** BEGIN Extracted material **
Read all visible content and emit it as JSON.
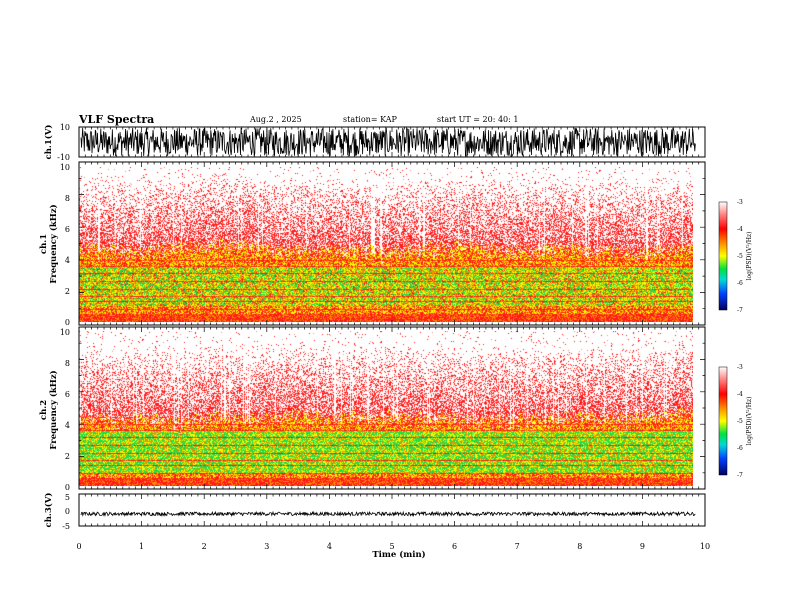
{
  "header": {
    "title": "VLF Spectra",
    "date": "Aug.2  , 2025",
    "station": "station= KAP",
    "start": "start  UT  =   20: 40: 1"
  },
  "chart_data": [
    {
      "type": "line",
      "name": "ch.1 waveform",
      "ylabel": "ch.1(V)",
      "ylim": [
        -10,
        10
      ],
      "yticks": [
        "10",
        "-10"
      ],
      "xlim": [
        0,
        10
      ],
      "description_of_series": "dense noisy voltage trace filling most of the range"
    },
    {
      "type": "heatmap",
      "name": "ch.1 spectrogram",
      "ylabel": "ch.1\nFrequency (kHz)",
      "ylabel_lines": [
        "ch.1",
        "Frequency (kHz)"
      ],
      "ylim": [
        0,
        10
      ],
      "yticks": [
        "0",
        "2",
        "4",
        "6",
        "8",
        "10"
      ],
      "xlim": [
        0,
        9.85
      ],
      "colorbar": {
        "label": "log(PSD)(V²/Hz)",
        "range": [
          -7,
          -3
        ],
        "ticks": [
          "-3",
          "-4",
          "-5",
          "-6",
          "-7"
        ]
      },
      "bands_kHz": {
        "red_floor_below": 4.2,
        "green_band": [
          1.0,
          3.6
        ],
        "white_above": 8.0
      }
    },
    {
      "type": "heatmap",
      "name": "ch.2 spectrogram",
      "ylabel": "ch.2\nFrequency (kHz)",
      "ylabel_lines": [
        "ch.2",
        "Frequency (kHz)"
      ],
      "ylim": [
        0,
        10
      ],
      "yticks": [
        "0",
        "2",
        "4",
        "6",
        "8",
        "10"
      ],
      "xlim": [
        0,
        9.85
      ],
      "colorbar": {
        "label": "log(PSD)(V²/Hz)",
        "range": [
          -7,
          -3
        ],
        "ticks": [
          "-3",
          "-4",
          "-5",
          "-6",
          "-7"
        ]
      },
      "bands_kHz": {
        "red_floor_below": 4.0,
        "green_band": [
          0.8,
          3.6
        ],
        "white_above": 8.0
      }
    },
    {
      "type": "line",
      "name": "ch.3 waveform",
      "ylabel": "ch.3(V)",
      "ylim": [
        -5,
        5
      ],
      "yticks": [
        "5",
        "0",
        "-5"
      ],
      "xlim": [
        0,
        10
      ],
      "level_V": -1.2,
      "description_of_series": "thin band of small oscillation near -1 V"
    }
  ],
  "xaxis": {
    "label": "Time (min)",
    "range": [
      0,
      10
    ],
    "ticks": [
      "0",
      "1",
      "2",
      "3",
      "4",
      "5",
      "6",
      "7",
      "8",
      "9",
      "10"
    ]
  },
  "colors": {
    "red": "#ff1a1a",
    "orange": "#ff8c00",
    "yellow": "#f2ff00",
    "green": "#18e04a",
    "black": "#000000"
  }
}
** END Extracted material **
** BEGIN Extracted material **
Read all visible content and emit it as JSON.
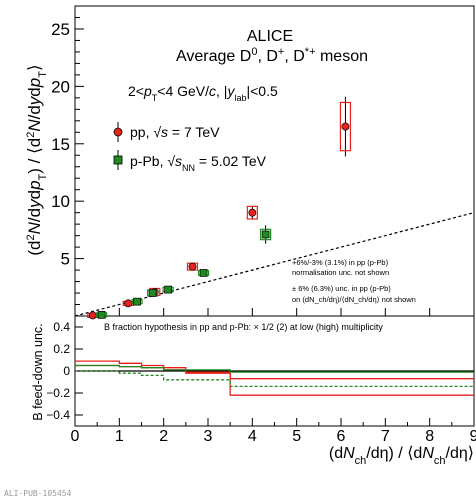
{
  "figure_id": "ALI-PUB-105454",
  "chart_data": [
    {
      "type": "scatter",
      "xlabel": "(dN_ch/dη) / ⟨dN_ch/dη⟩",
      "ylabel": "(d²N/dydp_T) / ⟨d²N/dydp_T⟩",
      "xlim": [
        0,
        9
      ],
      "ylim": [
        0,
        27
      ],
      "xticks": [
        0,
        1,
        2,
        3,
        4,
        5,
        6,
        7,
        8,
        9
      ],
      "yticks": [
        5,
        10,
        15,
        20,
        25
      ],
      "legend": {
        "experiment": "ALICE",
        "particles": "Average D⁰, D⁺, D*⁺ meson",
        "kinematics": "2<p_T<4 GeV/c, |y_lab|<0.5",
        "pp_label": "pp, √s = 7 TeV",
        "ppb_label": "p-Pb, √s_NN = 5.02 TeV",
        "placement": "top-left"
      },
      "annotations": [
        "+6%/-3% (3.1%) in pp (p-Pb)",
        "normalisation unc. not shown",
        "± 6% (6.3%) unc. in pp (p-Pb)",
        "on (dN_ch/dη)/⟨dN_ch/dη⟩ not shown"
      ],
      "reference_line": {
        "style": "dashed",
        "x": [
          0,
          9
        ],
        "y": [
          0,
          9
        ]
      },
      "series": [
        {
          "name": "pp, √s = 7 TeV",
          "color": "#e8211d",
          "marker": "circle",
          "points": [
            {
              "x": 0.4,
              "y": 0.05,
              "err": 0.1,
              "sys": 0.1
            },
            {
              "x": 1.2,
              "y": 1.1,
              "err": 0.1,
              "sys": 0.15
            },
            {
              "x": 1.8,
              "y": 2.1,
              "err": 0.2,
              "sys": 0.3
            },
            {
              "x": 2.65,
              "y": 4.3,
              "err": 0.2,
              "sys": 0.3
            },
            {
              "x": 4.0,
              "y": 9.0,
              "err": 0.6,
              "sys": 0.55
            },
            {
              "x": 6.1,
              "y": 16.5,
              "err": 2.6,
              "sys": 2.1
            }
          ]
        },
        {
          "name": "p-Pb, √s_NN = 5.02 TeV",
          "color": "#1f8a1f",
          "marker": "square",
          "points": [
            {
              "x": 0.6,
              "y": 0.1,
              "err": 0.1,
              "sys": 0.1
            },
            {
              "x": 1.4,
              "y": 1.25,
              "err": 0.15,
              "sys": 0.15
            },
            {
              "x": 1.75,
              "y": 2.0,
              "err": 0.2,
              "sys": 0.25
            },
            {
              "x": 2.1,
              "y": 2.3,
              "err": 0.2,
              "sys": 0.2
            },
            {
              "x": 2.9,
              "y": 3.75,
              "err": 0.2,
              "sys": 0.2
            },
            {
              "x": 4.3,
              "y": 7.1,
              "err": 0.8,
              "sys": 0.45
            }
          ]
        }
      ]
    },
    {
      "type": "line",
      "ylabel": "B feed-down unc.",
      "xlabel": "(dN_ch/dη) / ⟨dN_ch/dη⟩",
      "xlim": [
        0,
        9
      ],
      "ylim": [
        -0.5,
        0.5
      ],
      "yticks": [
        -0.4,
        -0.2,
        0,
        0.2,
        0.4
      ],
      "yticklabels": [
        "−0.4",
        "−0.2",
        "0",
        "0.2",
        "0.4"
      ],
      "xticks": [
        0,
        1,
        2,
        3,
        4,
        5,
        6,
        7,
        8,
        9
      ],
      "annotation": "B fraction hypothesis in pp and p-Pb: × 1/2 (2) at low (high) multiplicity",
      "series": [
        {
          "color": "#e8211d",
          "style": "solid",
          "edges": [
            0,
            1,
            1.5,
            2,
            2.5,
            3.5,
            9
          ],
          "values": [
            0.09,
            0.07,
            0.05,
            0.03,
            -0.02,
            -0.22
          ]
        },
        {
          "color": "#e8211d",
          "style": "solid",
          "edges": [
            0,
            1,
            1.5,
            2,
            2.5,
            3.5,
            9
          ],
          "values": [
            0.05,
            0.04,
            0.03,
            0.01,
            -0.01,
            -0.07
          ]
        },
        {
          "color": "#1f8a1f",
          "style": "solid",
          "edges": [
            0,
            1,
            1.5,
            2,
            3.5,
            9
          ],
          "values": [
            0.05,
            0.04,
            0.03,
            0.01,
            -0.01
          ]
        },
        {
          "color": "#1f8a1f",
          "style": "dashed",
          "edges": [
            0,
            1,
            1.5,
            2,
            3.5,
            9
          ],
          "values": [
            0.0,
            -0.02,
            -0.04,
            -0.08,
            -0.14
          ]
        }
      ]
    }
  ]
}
** END Extracted material **
** BEGIN Extracted material **
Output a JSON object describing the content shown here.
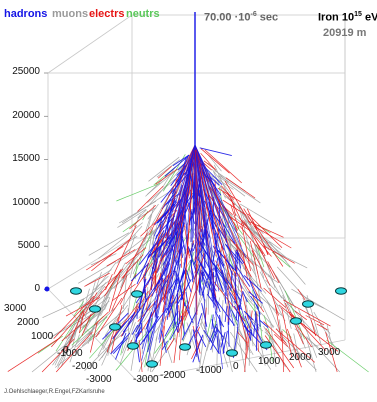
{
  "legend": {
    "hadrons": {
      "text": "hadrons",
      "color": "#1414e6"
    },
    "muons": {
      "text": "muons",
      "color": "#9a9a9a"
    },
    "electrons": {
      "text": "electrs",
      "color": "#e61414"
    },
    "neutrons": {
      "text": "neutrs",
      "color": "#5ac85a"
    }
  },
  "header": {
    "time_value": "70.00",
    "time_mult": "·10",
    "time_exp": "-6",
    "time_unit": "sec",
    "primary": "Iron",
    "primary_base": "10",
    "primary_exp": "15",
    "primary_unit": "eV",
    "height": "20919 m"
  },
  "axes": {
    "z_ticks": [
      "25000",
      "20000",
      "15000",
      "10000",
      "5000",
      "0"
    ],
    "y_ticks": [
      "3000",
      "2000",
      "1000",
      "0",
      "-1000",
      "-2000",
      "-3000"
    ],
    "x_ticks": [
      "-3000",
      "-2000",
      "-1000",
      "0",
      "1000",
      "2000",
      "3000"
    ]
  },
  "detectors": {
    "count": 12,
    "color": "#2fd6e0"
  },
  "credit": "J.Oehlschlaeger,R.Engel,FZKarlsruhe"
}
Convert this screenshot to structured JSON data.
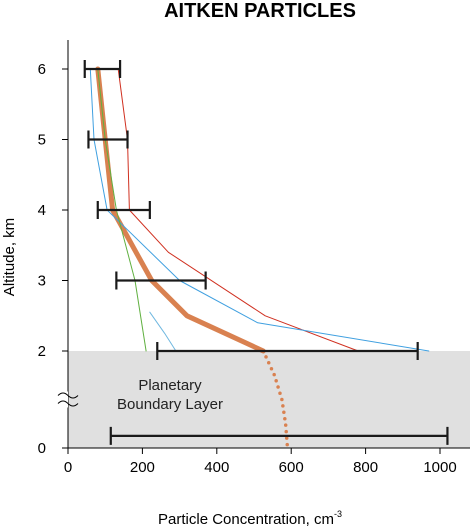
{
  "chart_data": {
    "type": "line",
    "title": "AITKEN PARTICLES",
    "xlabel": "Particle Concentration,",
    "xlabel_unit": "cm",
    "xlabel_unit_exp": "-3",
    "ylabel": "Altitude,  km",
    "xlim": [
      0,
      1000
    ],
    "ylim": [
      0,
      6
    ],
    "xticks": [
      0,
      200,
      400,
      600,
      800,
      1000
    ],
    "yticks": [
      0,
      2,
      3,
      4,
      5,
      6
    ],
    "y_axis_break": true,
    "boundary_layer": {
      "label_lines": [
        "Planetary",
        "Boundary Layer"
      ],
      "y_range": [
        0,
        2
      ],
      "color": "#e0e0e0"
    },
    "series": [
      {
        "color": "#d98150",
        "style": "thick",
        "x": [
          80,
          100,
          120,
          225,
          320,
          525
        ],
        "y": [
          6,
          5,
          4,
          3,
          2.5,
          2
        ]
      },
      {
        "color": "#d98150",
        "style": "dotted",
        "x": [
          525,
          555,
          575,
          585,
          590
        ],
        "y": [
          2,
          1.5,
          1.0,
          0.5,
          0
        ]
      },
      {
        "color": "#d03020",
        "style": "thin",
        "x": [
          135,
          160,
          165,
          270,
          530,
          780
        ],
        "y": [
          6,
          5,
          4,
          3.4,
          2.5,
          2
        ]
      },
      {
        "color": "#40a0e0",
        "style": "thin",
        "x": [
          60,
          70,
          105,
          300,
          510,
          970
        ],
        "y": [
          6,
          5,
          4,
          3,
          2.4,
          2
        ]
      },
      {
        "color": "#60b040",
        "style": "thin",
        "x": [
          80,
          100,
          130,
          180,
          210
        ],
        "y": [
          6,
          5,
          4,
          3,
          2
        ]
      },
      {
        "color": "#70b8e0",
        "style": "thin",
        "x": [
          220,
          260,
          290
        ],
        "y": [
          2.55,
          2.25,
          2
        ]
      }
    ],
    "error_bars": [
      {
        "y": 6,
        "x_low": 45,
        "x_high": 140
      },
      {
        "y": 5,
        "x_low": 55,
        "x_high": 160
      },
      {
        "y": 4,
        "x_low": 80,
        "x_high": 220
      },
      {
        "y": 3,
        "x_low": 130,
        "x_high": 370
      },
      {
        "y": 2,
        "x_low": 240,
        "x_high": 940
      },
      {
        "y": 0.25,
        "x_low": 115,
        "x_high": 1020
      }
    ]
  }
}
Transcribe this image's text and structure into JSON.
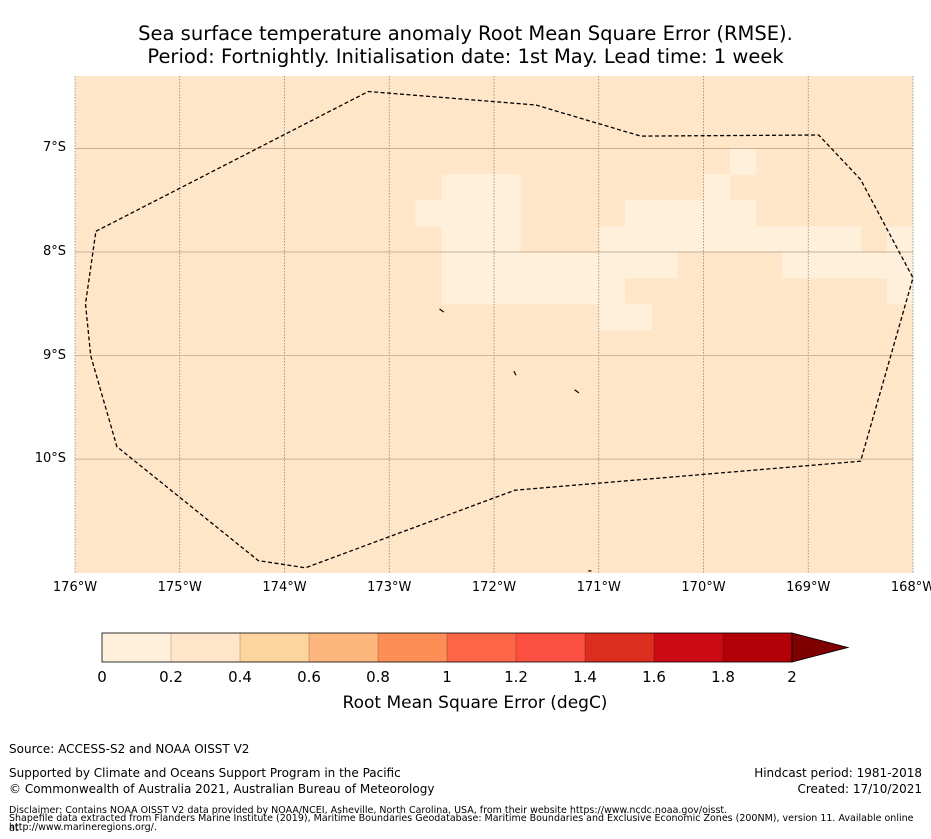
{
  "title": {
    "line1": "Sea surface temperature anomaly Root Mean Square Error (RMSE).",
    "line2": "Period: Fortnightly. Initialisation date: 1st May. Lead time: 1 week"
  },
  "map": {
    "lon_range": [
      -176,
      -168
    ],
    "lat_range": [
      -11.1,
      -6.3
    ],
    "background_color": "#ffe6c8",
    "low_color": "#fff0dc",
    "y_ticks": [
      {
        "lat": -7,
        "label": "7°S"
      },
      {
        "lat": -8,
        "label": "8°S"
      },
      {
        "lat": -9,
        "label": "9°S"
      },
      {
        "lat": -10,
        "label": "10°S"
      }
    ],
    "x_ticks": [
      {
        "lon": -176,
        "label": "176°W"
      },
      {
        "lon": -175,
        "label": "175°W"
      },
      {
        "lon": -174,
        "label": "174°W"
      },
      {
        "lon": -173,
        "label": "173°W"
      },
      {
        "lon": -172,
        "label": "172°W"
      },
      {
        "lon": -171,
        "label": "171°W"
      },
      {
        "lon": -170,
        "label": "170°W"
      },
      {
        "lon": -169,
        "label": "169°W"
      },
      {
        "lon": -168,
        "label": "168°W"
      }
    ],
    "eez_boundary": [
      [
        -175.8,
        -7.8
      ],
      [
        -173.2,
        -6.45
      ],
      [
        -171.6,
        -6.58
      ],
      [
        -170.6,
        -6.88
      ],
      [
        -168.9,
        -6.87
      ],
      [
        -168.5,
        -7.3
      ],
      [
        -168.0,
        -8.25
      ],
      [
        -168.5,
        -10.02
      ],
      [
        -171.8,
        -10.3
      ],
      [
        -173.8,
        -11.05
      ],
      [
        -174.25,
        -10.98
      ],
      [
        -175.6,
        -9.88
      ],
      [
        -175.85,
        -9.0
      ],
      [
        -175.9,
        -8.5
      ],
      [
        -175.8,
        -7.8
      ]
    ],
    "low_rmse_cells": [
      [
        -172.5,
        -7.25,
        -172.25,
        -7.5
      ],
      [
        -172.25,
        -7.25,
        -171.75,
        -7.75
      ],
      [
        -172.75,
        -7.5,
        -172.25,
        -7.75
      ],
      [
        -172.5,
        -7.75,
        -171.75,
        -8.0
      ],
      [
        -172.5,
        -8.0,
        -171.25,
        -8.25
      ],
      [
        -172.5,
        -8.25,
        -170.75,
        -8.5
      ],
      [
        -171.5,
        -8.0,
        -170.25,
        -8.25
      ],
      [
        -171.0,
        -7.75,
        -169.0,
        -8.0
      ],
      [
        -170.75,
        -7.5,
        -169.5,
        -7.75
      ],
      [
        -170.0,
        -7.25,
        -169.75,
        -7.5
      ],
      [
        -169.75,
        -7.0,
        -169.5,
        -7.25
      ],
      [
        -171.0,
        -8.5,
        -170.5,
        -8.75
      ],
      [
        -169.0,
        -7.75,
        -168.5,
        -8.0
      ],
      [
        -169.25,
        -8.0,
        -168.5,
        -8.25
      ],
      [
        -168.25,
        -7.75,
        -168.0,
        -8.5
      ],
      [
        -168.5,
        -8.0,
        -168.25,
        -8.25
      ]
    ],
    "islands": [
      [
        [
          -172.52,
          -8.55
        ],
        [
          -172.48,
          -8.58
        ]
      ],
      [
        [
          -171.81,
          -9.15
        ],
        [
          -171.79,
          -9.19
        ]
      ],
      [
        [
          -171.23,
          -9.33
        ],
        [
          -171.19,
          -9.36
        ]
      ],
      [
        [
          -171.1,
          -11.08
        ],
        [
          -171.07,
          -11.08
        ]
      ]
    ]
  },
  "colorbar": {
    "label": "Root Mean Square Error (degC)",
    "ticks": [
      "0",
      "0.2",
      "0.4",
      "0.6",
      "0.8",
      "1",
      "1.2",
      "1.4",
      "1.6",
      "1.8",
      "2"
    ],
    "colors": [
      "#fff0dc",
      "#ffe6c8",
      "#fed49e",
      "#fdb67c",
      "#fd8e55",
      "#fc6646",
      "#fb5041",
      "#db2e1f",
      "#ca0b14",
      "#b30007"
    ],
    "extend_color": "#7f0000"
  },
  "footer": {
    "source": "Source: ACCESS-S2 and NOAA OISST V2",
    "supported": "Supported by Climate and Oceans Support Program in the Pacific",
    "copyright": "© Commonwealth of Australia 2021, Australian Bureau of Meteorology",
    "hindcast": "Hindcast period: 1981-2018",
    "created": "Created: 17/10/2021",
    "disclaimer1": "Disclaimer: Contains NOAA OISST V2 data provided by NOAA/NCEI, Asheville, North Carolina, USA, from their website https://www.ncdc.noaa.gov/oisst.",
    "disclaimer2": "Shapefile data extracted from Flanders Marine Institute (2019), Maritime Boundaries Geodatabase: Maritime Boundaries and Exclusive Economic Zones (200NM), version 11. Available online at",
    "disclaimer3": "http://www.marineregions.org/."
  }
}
** END Extracted material **
Directions for this task
Show every line of the records above that contains the word "nFrequency".

Full solution
      "ylabel": "ch.1\nFrequency (kHz)",
      "ylabel": "ch.2\nFrequency (kHz)",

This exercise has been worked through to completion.